### WHAT THE EXERCISE ASKS
Check every line of the entries below for the word "Count", and copy the ones that have it.

### INPUT FOR THIS TASK
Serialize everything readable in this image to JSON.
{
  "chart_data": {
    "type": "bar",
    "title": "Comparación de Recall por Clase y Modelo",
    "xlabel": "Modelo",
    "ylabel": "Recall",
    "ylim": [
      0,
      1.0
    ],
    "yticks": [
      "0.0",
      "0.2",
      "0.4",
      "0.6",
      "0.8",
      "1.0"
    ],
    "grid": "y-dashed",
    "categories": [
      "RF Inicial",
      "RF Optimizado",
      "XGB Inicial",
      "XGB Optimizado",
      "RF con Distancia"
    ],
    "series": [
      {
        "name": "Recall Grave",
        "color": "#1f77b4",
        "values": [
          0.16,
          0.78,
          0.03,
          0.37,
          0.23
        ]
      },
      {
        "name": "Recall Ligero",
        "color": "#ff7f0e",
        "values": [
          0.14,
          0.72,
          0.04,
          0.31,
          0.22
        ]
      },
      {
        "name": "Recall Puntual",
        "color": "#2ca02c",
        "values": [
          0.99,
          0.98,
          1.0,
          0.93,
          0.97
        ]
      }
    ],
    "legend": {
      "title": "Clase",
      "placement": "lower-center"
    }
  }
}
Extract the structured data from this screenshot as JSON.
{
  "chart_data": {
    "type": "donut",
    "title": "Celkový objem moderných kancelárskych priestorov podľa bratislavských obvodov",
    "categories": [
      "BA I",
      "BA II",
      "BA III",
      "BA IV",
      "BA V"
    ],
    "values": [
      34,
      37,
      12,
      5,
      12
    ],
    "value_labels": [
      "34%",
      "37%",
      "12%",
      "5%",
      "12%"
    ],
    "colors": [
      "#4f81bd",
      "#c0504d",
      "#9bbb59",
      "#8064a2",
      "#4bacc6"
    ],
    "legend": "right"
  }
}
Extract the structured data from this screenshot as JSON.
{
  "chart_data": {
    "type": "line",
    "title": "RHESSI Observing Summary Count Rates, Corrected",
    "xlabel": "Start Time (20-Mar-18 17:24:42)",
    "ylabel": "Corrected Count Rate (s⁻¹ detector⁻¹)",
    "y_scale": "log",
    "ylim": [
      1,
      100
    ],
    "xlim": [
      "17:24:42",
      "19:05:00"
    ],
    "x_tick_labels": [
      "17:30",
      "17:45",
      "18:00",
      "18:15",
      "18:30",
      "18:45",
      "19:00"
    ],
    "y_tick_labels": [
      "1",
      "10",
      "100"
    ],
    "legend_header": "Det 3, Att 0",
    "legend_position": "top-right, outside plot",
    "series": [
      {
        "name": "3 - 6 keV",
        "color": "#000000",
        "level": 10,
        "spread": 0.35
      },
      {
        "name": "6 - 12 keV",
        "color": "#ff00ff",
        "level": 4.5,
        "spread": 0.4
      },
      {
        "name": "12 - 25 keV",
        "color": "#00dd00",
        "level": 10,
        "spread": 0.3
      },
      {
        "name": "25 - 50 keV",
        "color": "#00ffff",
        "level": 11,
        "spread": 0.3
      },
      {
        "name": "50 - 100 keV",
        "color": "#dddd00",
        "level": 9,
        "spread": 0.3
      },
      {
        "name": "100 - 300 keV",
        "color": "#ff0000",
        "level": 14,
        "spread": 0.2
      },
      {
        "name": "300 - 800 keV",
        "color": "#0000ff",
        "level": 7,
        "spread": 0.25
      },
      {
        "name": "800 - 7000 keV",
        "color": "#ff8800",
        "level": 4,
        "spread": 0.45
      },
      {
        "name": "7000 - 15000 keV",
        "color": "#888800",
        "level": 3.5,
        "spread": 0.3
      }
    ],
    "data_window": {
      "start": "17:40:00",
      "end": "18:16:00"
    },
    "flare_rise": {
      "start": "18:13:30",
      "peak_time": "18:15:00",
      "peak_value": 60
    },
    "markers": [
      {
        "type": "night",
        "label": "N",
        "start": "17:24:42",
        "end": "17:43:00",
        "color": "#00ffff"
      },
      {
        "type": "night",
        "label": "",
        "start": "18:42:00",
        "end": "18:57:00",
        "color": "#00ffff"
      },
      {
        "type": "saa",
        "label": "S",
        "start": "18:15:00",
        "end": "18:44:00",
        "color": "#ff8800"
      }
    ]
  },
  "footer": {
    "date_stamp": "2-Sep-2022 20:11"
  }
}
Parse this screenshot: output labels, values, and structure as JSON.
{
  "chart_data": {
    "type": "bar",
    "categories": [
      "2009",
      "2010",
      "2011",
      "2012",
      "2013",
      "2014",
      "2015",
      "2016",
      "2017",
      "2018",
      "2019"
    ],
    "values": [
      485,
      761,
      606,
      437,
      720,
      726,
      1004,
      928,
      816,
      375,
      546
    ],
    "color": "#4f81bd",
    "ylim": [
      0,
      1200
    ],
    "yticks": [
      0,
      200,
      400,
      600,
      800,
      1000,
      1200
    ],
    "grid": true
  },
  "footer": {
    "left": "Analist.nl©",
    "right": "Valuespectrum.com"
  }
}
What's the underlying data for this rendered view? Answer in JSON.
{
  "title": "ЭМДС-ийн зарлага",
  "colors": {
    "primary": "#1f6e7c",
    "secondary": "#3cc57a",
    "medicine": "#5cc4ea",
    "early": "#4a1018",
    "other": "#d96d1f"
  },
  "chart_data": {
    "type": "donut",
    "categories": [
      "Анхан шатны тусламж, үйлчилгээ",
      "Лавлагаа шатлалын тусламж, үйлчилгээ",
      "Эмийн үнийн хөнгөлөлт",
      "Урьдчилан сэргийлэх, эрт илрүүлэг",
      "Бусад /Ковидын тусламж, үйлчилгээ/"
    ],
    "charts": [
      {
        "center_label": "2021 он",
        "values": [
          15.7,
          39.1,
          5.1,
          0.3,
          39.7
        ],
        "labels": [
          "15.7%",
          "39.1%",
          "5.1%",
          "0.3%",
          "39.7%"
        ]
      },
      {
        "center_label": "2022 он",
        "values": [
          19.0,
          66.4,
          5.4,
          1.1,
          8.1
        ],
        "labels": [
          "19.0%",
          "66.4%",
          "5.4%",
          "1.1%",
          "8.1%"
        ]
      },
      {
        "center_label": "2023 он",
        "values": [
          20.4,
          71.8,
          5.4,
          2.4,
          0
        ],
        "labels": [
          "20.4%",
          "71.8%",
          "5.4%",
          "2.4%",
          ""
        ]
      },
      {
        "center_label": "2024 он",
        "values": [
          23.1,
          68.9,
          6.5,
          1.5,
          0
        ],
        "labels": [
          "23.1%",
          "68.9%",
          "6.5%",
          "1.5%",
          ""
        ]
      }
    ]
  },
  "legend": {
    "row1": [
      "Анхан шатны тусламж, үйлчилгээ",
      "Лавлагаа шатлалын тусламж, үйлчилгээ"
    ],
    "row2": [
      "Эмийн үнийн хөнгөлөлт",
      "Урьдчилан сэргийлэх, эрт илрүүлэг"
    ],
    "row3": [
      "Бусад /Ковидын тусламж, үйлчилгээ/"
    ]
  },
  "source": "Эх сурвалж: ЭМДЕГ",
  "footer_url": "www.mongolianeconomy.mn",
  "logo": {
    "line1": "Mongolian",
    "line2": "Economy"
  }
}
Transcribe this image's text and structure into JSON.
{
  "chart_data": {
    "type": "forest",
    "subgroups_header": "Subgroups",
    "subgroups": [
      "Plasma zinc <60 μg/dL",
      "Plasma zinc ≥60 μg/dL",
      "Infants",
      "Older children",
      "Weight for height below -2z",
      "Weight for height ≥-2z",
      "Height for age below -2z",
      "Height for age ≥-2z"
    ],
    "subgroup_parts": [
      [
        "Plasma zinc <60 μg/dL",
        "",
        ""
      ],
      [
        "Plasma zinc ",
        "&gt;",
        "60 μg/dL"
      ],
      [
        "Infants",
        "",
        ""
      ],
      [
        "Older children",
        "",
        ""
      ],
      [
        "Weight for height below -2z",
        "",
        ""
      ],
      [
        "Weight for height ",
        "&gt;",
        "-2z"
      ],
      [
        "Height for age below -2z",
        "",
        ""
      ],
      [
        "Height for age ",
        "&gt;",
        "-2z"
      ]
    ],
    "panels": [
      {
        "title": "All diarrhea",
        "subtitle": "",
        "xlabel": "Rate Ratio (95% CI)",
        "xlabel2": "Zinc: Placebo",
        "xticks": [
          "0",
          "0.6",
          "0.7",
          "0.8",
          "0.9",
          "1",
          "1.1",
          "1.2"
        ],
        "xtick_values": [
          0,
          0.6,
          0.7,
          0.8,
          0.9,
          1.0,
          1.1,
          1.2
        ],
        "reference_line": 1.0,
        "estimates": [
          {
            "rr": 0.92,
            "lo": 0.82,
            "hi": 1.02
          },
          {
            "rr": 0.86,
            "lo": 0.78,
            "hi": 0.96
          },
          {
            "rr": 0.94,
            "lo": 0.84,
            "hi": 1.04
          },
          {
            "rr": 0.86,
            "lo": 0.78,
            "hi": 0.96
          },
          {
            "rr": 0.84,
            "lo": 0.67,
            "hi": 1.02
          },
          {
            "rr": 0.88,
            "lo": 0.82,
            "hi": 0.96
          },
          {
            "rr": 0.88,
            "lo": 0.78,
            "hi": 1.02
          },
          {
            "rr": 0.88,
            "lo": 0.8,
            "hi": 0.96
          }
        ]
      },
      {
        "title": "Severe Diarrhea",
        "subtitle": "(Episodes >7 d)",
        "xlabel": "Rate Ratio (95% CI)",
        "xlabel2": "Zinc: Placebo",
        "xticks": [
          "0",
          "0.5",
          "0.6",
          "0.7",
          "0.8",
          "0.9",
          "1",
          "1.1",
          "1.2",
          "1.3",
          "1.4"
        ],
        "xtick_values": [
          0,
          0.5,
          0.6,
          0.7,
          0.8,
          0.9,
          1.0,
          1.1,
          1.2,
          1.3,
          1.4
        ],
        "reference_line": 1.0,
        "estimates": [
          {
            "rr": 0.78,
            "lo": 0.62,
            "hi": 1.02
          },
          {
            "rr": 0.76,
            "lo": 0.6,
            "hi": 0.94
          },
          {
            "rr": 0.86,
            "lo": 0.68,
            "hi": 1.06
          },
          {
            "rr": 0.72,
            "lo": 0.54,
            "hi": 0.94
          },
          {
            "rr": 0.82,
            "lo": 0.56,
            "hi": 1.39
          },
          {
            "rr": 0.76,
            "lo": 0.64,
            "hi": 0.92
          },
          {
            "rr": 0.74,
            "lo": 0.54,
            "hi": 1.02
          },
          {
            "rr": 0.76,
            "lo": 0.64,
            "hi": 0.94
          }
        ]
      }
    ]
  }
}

### RESULT OF THE TASK
    "title": "RHESSI Observing Summary Count Rates, Corrected",
    "ylabel": "Corrected Count Rate (s⁻¹ detector⁻¹)",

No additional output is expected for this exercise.